■ **SUPPLIED RECORDS**:
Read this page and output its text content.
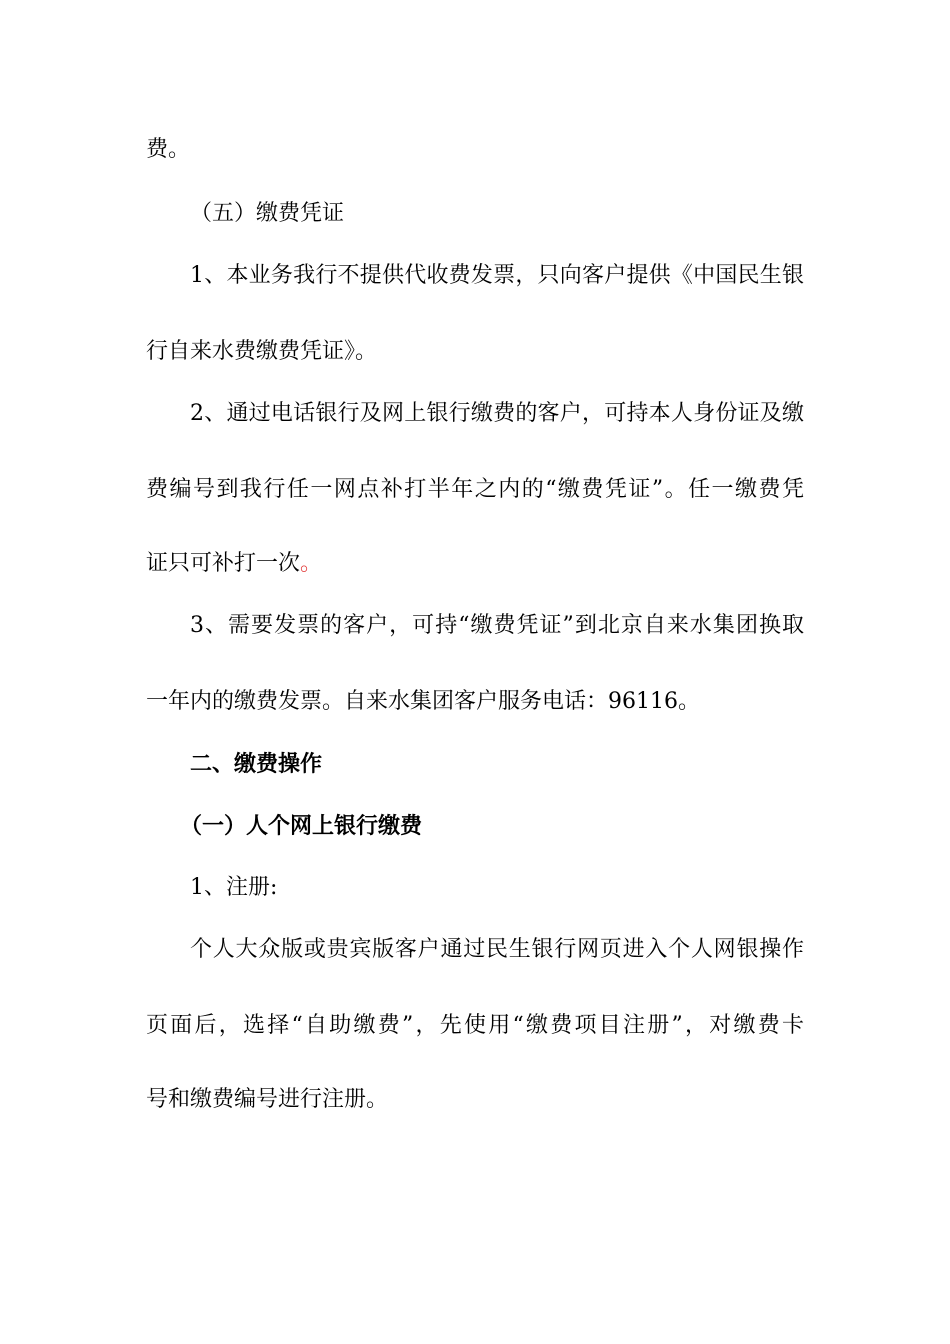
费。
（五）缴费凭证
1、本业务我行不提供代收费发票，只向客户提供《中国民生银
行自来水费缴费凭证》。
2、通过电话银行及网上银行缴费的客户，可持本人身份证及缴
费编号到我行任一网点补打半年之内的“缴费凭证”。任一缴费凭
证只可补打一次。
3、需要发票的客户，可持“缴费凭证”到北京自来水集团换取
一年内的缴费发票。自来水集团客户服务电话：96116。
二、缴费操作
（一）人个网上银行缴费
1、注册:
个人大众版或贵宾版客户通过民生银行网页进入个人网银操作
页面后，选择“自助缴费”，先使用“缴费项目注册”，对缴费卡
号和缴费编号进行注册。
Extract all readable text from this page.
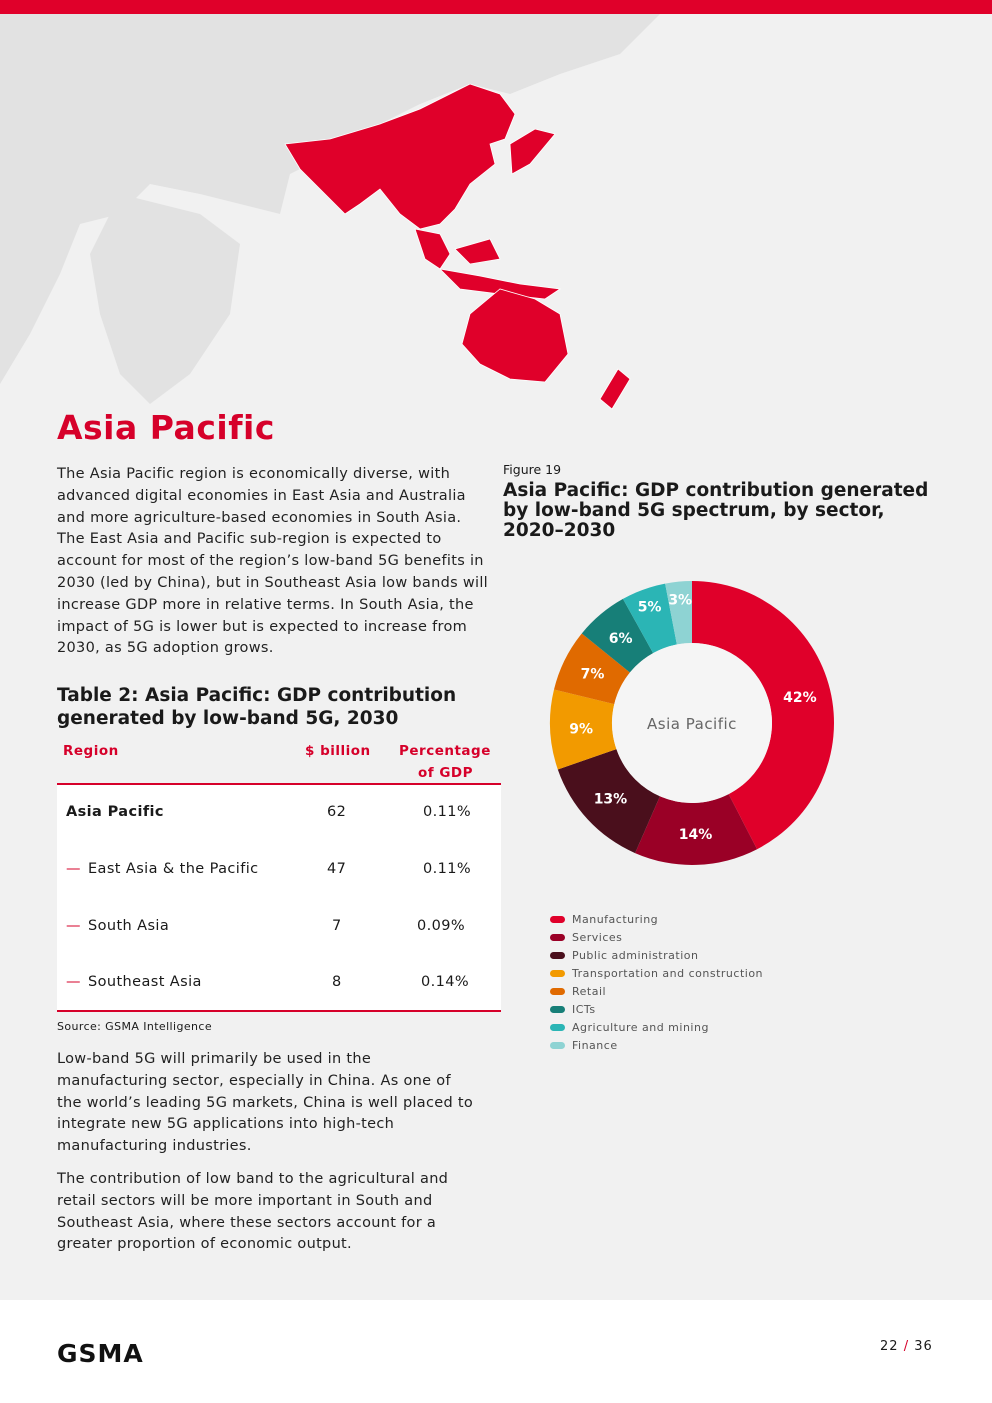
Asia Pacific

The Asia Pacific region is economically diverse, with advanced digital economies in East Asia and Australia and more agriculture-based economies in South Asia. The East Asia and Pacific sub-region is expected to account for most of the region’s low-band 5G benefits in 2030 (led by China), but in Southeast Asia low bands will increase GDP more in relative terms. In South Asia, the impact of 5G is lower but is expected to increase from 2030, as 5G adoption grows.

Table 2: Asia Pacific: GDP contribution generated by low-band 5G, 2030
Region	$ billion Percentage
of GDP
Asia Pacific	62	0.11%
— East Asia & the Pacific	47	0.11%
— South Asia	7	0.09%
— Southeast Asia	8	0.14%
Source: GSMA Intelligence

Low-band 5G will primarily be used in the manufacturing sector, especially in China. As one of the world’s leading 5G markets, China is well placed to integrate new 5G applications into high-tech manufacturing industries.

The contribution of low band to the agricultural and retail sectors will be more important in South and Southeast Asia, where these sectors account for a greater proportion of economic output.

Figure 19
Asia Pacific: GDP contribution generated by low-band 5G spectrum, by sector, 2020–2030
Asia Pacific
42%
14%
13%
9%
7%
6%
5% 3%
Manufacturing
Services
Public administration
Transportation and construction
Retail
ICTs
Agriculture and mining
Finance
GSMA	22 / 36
...
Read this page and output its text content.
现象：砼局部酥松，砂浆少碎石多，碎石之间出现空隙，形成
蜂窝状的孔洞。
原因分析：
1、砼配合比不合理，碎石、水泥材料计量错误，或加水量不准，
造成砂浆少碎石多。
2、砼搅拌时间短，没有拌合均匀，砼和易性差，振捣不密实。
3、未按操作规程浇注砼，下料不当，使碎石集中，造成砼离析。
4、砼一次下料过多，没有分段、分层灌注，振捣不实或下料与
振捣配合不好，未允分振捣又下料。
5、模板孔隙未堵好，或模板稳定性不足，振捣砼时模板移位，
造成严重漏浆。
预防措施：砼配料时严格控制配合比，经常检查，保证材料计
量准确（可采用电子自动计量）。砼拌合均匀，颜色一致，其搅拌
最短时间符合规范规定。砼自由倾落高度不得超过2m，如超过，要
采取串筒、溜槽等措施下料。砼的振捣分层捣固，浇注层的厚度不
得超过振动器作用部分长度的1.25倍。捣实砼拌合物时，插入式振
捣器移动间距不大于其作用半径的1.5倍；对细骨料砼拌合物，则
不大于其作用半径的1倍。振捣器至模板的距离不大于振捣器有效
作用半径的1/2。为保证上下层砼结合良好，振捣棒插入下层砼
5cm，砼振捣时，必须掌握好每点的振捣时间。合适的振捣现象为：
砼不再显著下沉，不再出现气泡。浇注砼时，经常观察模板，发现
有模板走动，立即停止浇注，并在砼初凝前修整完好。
---
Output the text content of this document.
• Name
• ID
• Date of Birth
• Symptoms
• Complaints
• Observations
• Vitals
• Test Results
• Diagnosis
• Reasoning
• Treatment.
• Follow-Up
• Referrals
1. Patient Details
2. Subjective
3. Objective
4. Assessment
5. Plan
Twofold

■ **WHAT TO DO**: What is the number of lines in the listing that contain the string "Pacific"? Reply with that number alone.

■ **FINAL RESULT**: 7